WRITTEN TASK: Below are some records; repeat them all exactly, minus the pictures.

"""

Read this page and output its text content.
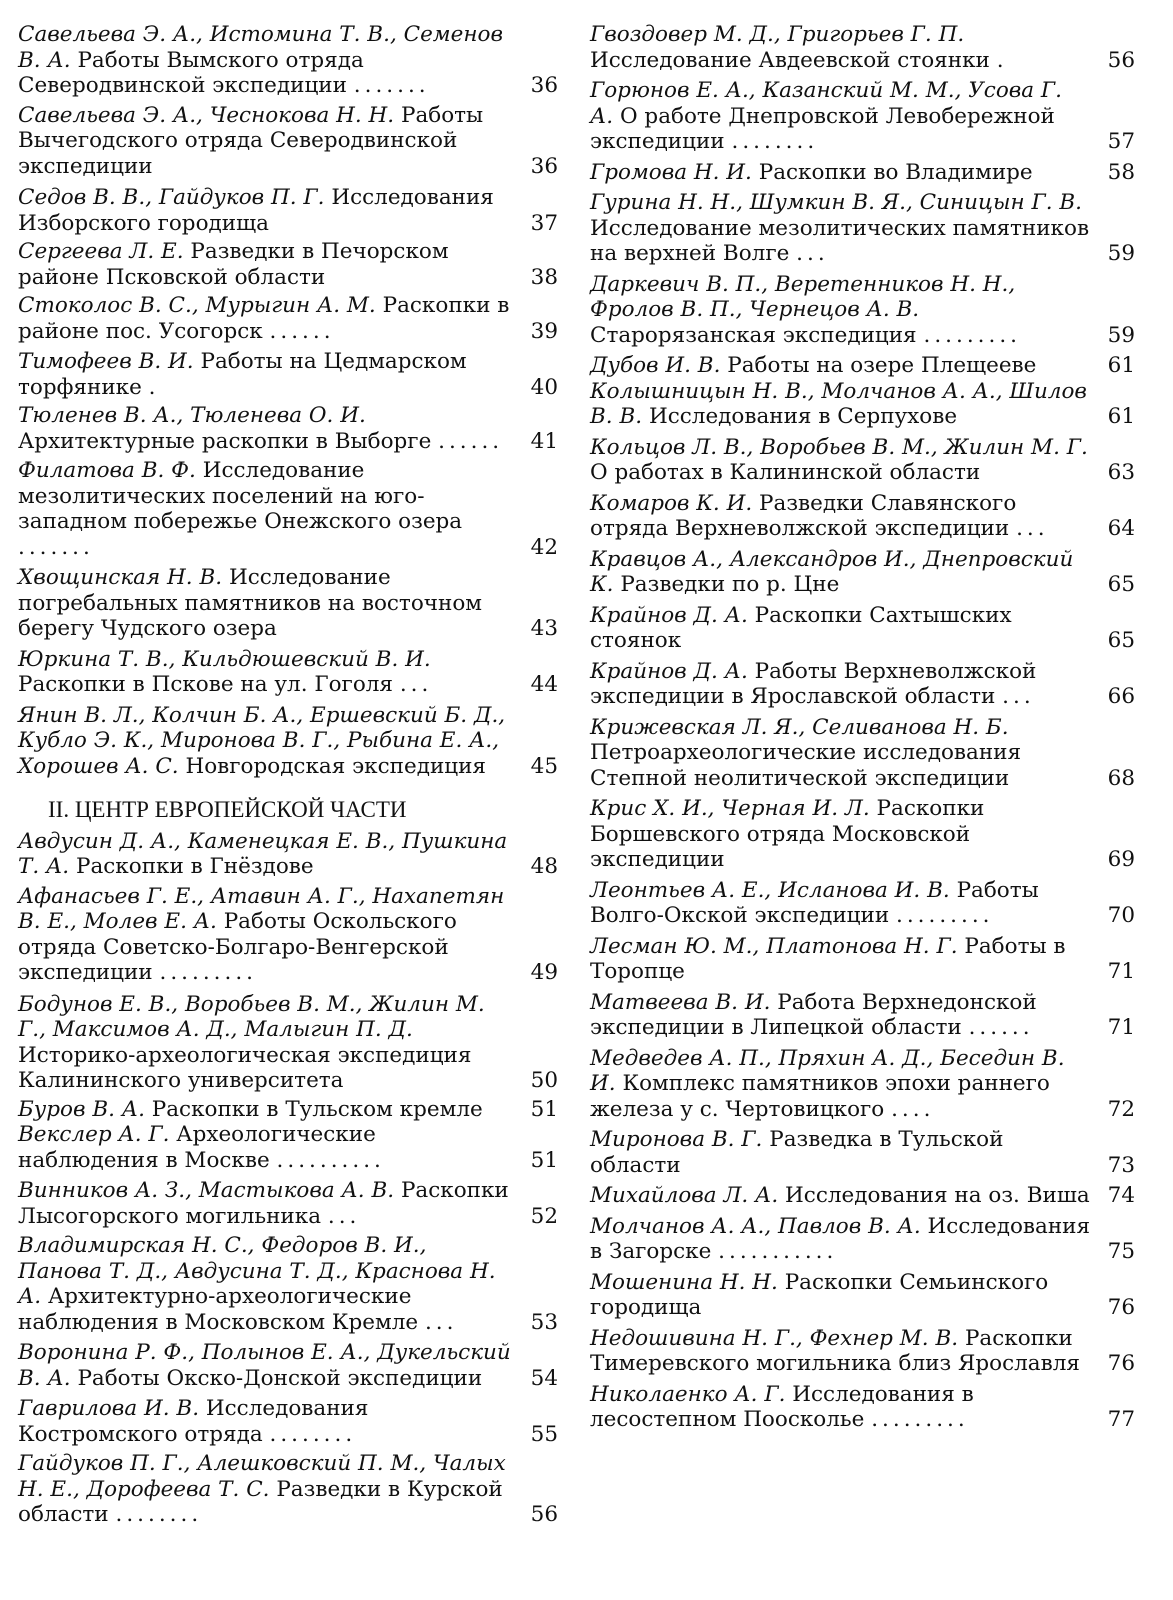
Савельева Э. А., Истомина Т. В., Семенов В. А. Работы Вымского отряда Северодвинской экспедиции .......	36
Савельева Э. А., Чеснокова Н. Н. Работы Вычегодского отряда Северодвинской экспедиции	36
Седов В. В., Гайдуков П. Г. Исследования Изборского городища	37
Сергеева Л. Е. Разведки в Печорском районе Псковской области	38
Стоколос В. С., Мурыгин А. М. Раскопки в районе пос. Усогорск ......	39
Тимофеев В. И. Работы на Цедмарском торфянике .	40
Тюленев В. А., Тюленева О. И. Архитектурные раскопки в Выборге ......	41
Филатова В. Ф. Исследование мезолитических поселений на юго-западном побережье Онежского озера .......	42
Хвощинская Н. В. Исследование погребальных памятников на восточном берегу Чудского озера	43
Юркина Т. В., Кильдюшевский В. И. Раскопки в Пскове на ул. Гоголя ...	44
Янин В. Л., Колчин Б. А., Ершевский Б. Д., Кубло Э. К., Миронова В. Г., Рыбина Е. А., Хорошев А. С. Новгородская экспедиция	45
II. ЦЕНТР ЕВРОПЕЙСКОЙ ЧАСТИ
Авдусин Д. А., Каменецкая Е. В., Пушкина Т. А. Раскопки в Гнёздове	48
Афанасьев Г. Е., Атавин А. Г., Нахапетян В. Е., Молев Е. А. Работы Оскольского отряда Советско-Болгаро-Венгерской экспедиции .........	49
Бодунов Е. В., Воробьев В. М., Жилин М. Г., Максимов А. Д., Малыгин П. Д. Историко-археологическая экспедиция Калининского университета	50
Буров В. А. Раскопки в Тульском кремле	51
Векслер А. Г. Археологические наблюдения в Москве ..........	51
Винников А. З., Мастыкова А. В. Раскопки Лысогорского могильника ...	52
Владимирская Н. С., Федоров В. И., Панова Т. Д., Авдусина Т. Д., Краснова Н. А. Архитектурно-археологические наблюдения в Московском Кремле ...	53
Воронина Р. Ф., Полынов Е. А., Дукельский В. А. Работы Окско-Донской экспедиции	54
Гаврилова И. В. Исследования Костромского отряда ........	55
Гайдуков П. Г., Алешковский П. М., Чалых Н. Е., Дорофеева Т. С. Разведки в Курской области ........	56
Гвоздовер М. Д., Григорьев Г. П. Исследование Авдеевской стоянки .	56
Горюнов Е. А., Казанский М. М., Усова Г. А. О работе Днепровской Левобережной экспедиции ........	57
Громова Н. И. Раскопки во Владимире	58
Гурина Н. Н., Шумкин В. Я., Синицын Г. В. Исследование мезолитических памятников на верхней Волге ...	59
Даркевич В. П., Веретенников Н. Н., Фролов В. П., Чернецов А. В. Старорязанская экспедиция .........	59
Дубов И. В. Работы на озере Плещееве	61
Колышницын Н. В., Молчанов А. А., Шилов В. В. Исследования в Серпухове	61
Кольцов Л. В., Воробьев В. М., Жилин М. Г. О работах в Калининской области	63
Комаров К. И. Разведки Славянского отряда Верхневолжской экспедиции ...	64
Кравцов А., Александров И., Днепровский К. Разведки по р. Цне	65
Крайнов Д. А. Раскопки Сахтышских стоянок	65
Крайнов Д. А. Работы Верхневолжской экспедиции в Ярославской области ...	66
Крижевская Л. Я., Селиванова Н. Б. Петроархеологические исследования Степной неолитической экспедиции	68
Крис Х. И., Черная И. Л. Раскопки Боршевского отряда Московской экспедиции	69
Леонтьев А. Е., Исланова И. В. Работы Волго-Окской экспедиции .........	70
Лесман Ю. М., Платонова Н. Г. Работы в Торопце	71
Матвеева В. И. Работа Верхнедонской экспедиции в Липецкой области ......	71
Медведев А. П., Пряхин А. Д., Беседин В. И. Комплекс памятников эпохи раннего железа у с. Чертовицкого ....	72
Миронова В. Г. Разведка в Тульской области	73
Михайлова Л. А. Исследования на оз. Виша 74
Молчанов А. А., Павлов В. А. Исследования в Загорске ...........	75
Мошенина Н. Н. Раскопки Семьинского городища	76
Недошивина Н. Г., Фехнер М. В. Раскопки Тимеревского могильника близ Ярославля	76
Николаенко А. Г. Исследования в лесостепном Поосколье .........	77
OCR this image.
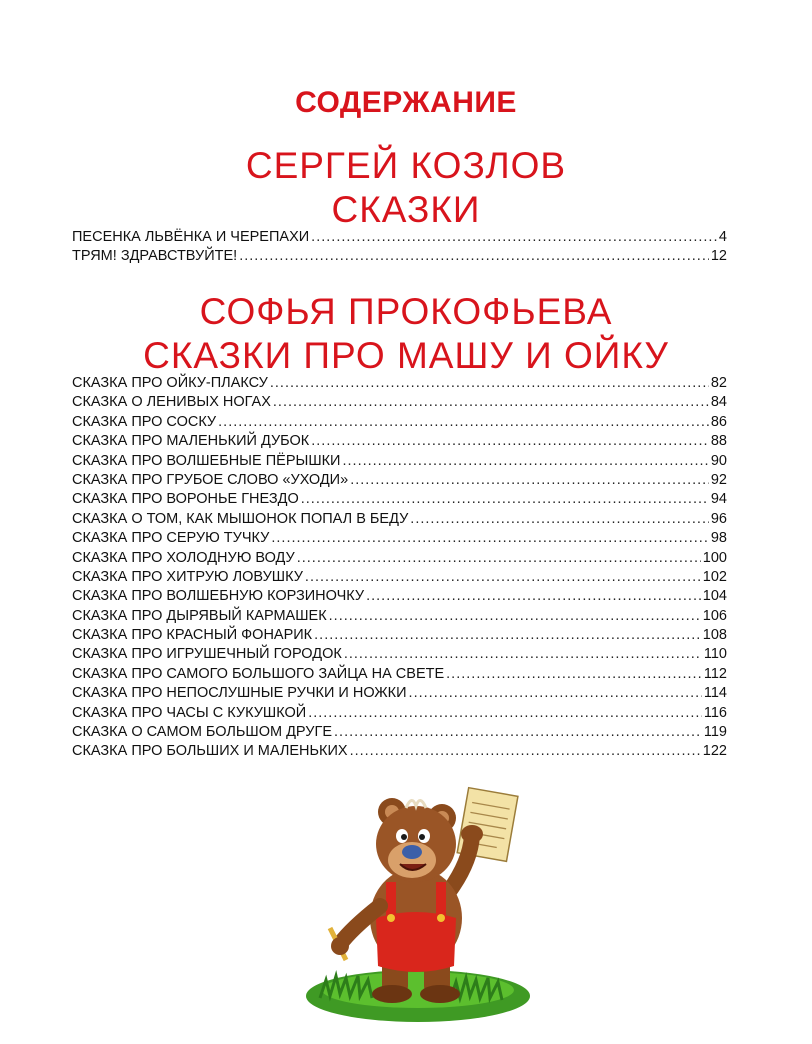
СОДЕРЖАНИЕ
СЕРГЕЙ КОЗЛОВ
СКАЗКИ
ПЕСЕНКА ЛЬВЁНКА И ЧЕРЕПАХИ .....	4
ТРЯМ! ЗДРАВСТВУЙТЕ! .....	12
СОФЬЯ ПРОКОФЬЕВА
СКАЗКИ ПРО МАШУ И ОЙКУ
СКАЗКА ПРО ОЙКУ-ПЛАКСУ .....	82
СКАЗКА О ЛЕНИВЫХ НОГАХ .....	84
СКАЗКА ПРО СОСКУ .....	86
СКАЗКА ПРО МАЛЕНЬКИЙ ДУБОК .....	88
СКАЗКА ПРО ВОЛШЕБНЫЕ ПЁРЫШКИ .....	90
СКАЗКА ПРО ГРУБОЕ СЛОВО «УХОДИ» .....	92
СКАЗКА ПРО ВОРОНЬЕ ГНЕЗДО .....	94
СКАЗКА О ТОМ, КАК МЫШОНОК ПОПАЛ В БЕДУ .....	96
СКАЗКА ПРО СЕРУЮ ТУЧКУ .....	98
СКАЗКА ПРО ХОЛОДНУЮ ВОДУ .....	100
СКАЗКА ПРО ХИТРУЮ ЛОВУШКУ .....	102
СКАЗКА ПРО ВОЛШЕБНУЮ КОРЗИНОЧКУ .....	104
СКАЗКА ПРО ДЫРЯВЫЙ КАРМАШЕК .....	106
СКАЗКА ПРО КРАСНЫЙ ФОНАРИК .....	108
СКАЗКА ПРО ИГРУШЕЧНЫЙ ГОРОДОК .....	110
СКАЗКА ПРО САМОГО БОЛЬШОГО ЗАЙЦА НА СВЕТЕ .....	112
СКАЗКА ПРО НЕПОСЛУШНЫЕ РУЧКИ И НОЖКИ .....	114
СКАЗКА ПРО ЧАСЫ С КУКУШКОЙ .....	116
СКАЗКА О САМОМ БОЛЬШОМ ДРУГЕ .....	119
СКАЗКА ПРО БОЛЬШИХ И МАЛЕНЬКИХ .....	122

"""

WRITTEN SOLUTION:
Read this page and output its text content.
Савельева Э. А., Истомина Т. В., Семенов В. А. Работы Вымского отряда Северодвинской экспедиции .......	36
Савельева Э. А., Чеснокова Н. Н. Работы Вычегодского отряда Северодвинской экспедиции	36
Седов В. В., Гайдуков П. Г. Исследования Изборского городища	37
Сергеева Л. Е. Разведки в Печорском районе Псковской области	38
Стоколос В. С., Мурыгин А. М. Раскопки в районе пос. Усогорск ......	39
Тимофеев В. И. Работы на Цедмарском торфянике .	40
Тюленев В. А., Тюленева О. И. Архитектурные раскопки в Выборге ......	41
Филатова В. Ф. Исследование мезолитических поселений на юго-западном побережье Онежского озера .......	42
Хвощинская Н. В. Исследование погребальных памятников на восточном берегу Чудского озера	43
Юркина Т. В., Кильдюшевский В. И. Раскопки в Пскове на ул. Гоголя ...	44
Янин В. Л., Колчин Б. А., Ершевский Б. Д., Кубло Э. К., Миронова В. Г., Рыбина Е. А., Хорошев А. С. Новгородская экспедиция	45
II. ЦЕНТР ЕВРОПЕЙСКОЙ ЧАСТИ
Авдусин Д. А., Каменецкая Е. В., Пушкина Т. А. Раскопки в Гнёздове	48
Афанасьев Г. Е., Атавин А. Г., Нахапетян В. Е., Молев Е. А. Работы Оскольского отряда Советско-Болгаро-Венгерской экспедиции .........	49
Бодунов Е. В., Воробьев В. М., Жилин М. Г., Максимов А. Д., Малыгин П. Д. Историко-археологическая экспедиция Калининского университета	50
Буров В. А. Раскопки в Тульском кремле	51
Векслер А. Г. Археологические наблюдения в Москве ..........	51
Винников А. З., Мастыкова А. В. Раскопки Лысогорского могильника ...	52
Владимирская Н. С., Федоров В. И., Панова Т. Д., Авдусина Т. Д., Краснова Н. А. Архитектурно-археологические наблюдения в Московском Кремле ...	53
Воронина Р. Ф., Полынов Е. А., Дукельский В. А. Работы Окско-Донской экспедиции	54
Гаврилова И. В. Исследования Костромского отряда ........	55
Гайдуков П. Г., Алешковский П. М., Чалых Н. Е., Дорофеева Т. С. Разведки в Курской области ........	56
Гвоздовер М. Д., Григорьев Г. П. Исследование Авдеевской стоянки .	56
Горюнов Е. А., Казанский М. М., Усова Г. А. О работе Днепровской Левобережной экспедиции ........	57
Громова Н. И. Раскопки во Владимире	58
Гурина Н. Н., Шумкин В. Я., Синицын Г. В. Исследование мезолитических памятников на верхней Волге ...	59
Даркевич В. П., Веретенников Н. Н., Фролов В. П., Чернецов А. В. Старорязанская экспедиция .........	59
Дубов И. В. Работы на озере Плещееве	61
Колышницын Н. В., Молчанов А. А., Шилов В. В. Исследования в Серпухове	61
Кольцов Л. В., Воробьев В. М., Жилин М. Г. О работах в Калининской области	63
Комаров К. И. Разведки Славянского отряда Верхневолжской экспедиции ...	64
Кравцов А., Александров И., Днепровский К. Разведки по р. Цне	65
Крайнов Д. А. Раскопки Сахтышских стоянок	65
Крайнов Д. А. Работы Верхневолжской экспедиции в Ярославской области ...	66
Крижевская Л. Я., Селиванова Н. Б. Петроархеологические исследования Степной неолитической экспедиции	68
Крис Х. И., Черная И. Л. Раскопки Боршевского отряда Московской экспедиции	69
Леонтьев А. Е., Исланова И. В. Работы Волго-Окской экспедиции .........	70
Лесман Ю. М., Платонова Н. Г. Работы в Торопце	71
Матвеева В. И. Работа Верхнедонской экспедиции в Липецкой области ......	71
Медведев А. П., Пряхин А. Д., Беседин В. И. Комплекс памятников эпохи раннего железа у с. Чертовицкого ....	72
Миронова В. Г. Разведка в Тульской области	73
Михайлова Л. А. Исследования на оз. Виша 74
Молчанов А. А., Павлов В. А. Исследования в Загорске ...........	75
Мошенина Н. Н. Раскопки Семьинского городища	76
Недошивина Н. Г., Фехнер М. В. Раскопки Тимеревского могильника близ Ярославля	76
Николаенко А. Г. Исследования в лесостепном Поосколье .........	77
OCR this image.
СОДЕРЖАНИЕ
СЕРГЕЙ КОЗЛОВ
СКАЗКИ
ПЕСЕНКА ЛЬВЁНКА И ЧЕРЕПАХИ .....	4
ТРЯМ! ЗДРАВСТВУЙТЕ! .....	12
СОФЬЯ ПРОКОФЬЕВА
СКАЗКИ ПРО МАШУ И ОЙКУ
СКАЗКА ПРО ОЙКУ-ПЛАКСУ .....	82
СКАЗКА О ЛЕНИВЫХ НОГАХ .....	84
СКАЗКА ПРО СОСКУ .....	86
СКАЗКА ПРО МАЛЕНЬКИЙ ДУБОК .....	88
СКАЗКА ПРО ВОЛШЕБНЫЕ ПЁРЫШКИ .....	90
СКАЗКА ПРО ГРУБОЕ СЛОВО «УХОДИ» .....	92
СКАЗКА ПРО ВОРОНЬЕ ГНЕЗДО .....	94
СКАЗКА О ТОМ, КАК МЫШОНОК ПОПАЛ В БЕДУ .....	96
СКАЗКА ПРО СЕРУЮ ТУЧКУ .....	98
СКАЗКА ПРО ХОЛОДНУЮ ВОДУ .....	100
СКАЗКА ПРО ХИТРУЮ ЛОВУШКУ .....	102
СКАЗКА ПРО ВОЛШЕБНУЮ КОРЗИНОЧКУ .....	104
СКАЗКА ПРО ДЫРЯВЫЙ КАРМАШЕК .....	106
СКАЗКА ПРО КРАСНЫЙ ФОНАРИК .....	108
СКАЗКА ПРО ИГРУШЕЧНЫЙ ГОРОДОК .....	110
СКАЗКА ПРО САМОГО БОЛЬШОГО ЗАЙЦА НА СВЕТЕ .....	112
СКАЗКА ПРО НЕПОСЛУШНЫЕ РУЧКИ И НОЖКИ .....	114
СКАЗКА ПРО ЧАСЫ С КУКУШКОЙ .....	116
СКАЗКА О САМОМ БОЛЬШОМ ДРУГЕ .....	119
СКАЗКА ПРО БОЛЬШИХ И МАЛЕНЬКИХ .....	122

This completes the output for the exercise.